• _SHORT PROBLEM_
Retype all of the listing exactly, passing over any picture you find.

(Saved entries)
= = = =
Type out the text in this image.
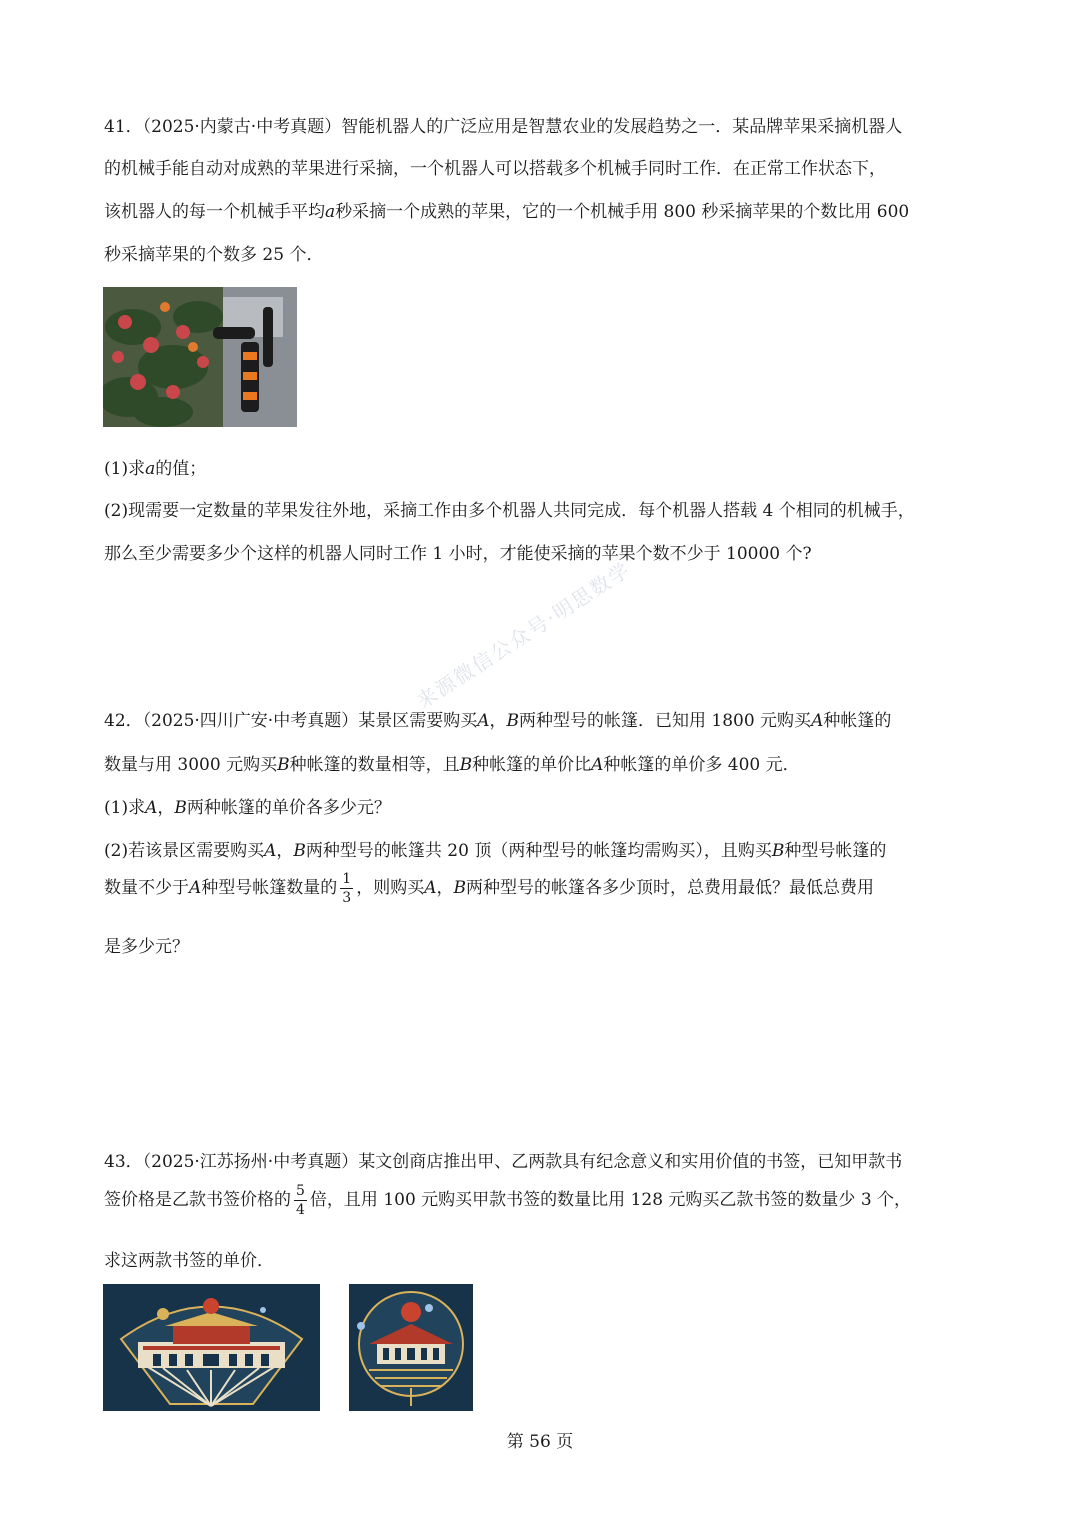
来源微信公众号·明思数学
41．（2025·内蒙古·中考真题）智能机器人的广泛应用是智慧农业的发展趋势之一．某品牌苹果采摘机器人
的机械手能自动对成熟的苹果进行采摘，一个机器人可以搭载多个机械手同时工作．在正常工作状态下，
该机器人的每一个机械手平均a秒采摘一个成熟的苹果，它的一个机械手用 800 秒采摘苹果的个数比用 600
秒采摘苹果的个数多 25 个．
(1)求a的值；
(2)现需要一定数量的苹果发往外地，采摘工作由多个机器人共同完成．每个机器人搭载 4 个相同的机械手，
那么至少需要多少个这样的机器人同时工作 1 小时，才能使采摘的苹果个数不少于 10000 个?
42．（2025·四川广安·中考真题）某景区需要购买A，B两种型号的帐篷．已知用 1800 元购买A种帐篷的
数量与用 3000 元购买B种帐篷的数量相等，且B种帐篷的单价比A种帐篷的单价多 400 元．
(1)求A，B两种帐篷的单价各多少元？
(2)若该景区需要购买A，B两种型号的帐篷共 20 顶（两种型号的帐篷均需购买），且购买B种型号帐篷的
数量不少于A种型号帐篷数量的 $\frac{1}{3}$ ，则购买A，B两种型号的帐篷各多少顶时，总费用最低？最低总费用
是多少元？
43．（2025·江苏扬州·中考真题）某文创商店推出甲、乙两款具有纪念意义和实用价值的书签，已知甲款书
签价格是乙款书签价格的 $\frac{5}{4}$ 倍，且用 100 元购买甲款书签的数量比用 128 元购买乙款书签的数量少 3 个，
求这两款书签的单价．
第 56 页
= = = =
• _FULL OUTPUT_
Type out the text in this image.
来源微信公众号·明思数学
41．（2025·内蒙古·中考真题）智能机器人的广泛应用是智慧农业的发展趋势之一．某品牌苹果采摘机器人
的机械手能自动对成熟的苹果进行采摘，一个机器人可以搭载多个机械手同时工作．在正常工作状态下，
该机器人的每一个机械手平均a秒采摘一个成熟的苹果，它的一个机械手用 800 秒采摘苹果的个数比用 600
秒采摘苹果的个数多 25 个．
(1)求a的值；
(2)现需要一定数量的苹果发往外地，采摘工作由多个机器人共同完成．每个机器人搭载 4 个相同的机械手，
那么至少需要多少个这样的机器人同时工作 1 小时，才能使采摘的苹果个数不少于 10000 个?
42．（2025·四川广安·中考真题）某景区需要购买A，B两种型号的帐篷．已知用 1800 元购买A种帐篷的
数量与用 3000 元购买B种帐篷的数量相等，且B种帐篷的单价比A种帐篷的单价多 400 元．
(1)求A，B两种帐篷的单价各多少元？
(2)若该景区需要购买A，B两种型号的帐篷共 20 顶（两种型号的帐篷均需购买），且购买B种型号帐篷的
数量不少于A种型号帐篷数量的 $\frac{1}{3}$ ，则购买A，B两种型号的帐篷各多少顶时，总费用最低？最低总费用
是多少元？
43．（2025·江苏扬州·中考真题）某文创商店推出甲、乙两款具有纪念意义和实用价值的书签，已知甲款书
签价格是乙款书签价格的 $\frac{5}{4}$ 倍，且用 100 元购买甲款书签的数量比用 128 元购买乙款书签的数量少 3 个，
求这两款书签的单价．
第 56 页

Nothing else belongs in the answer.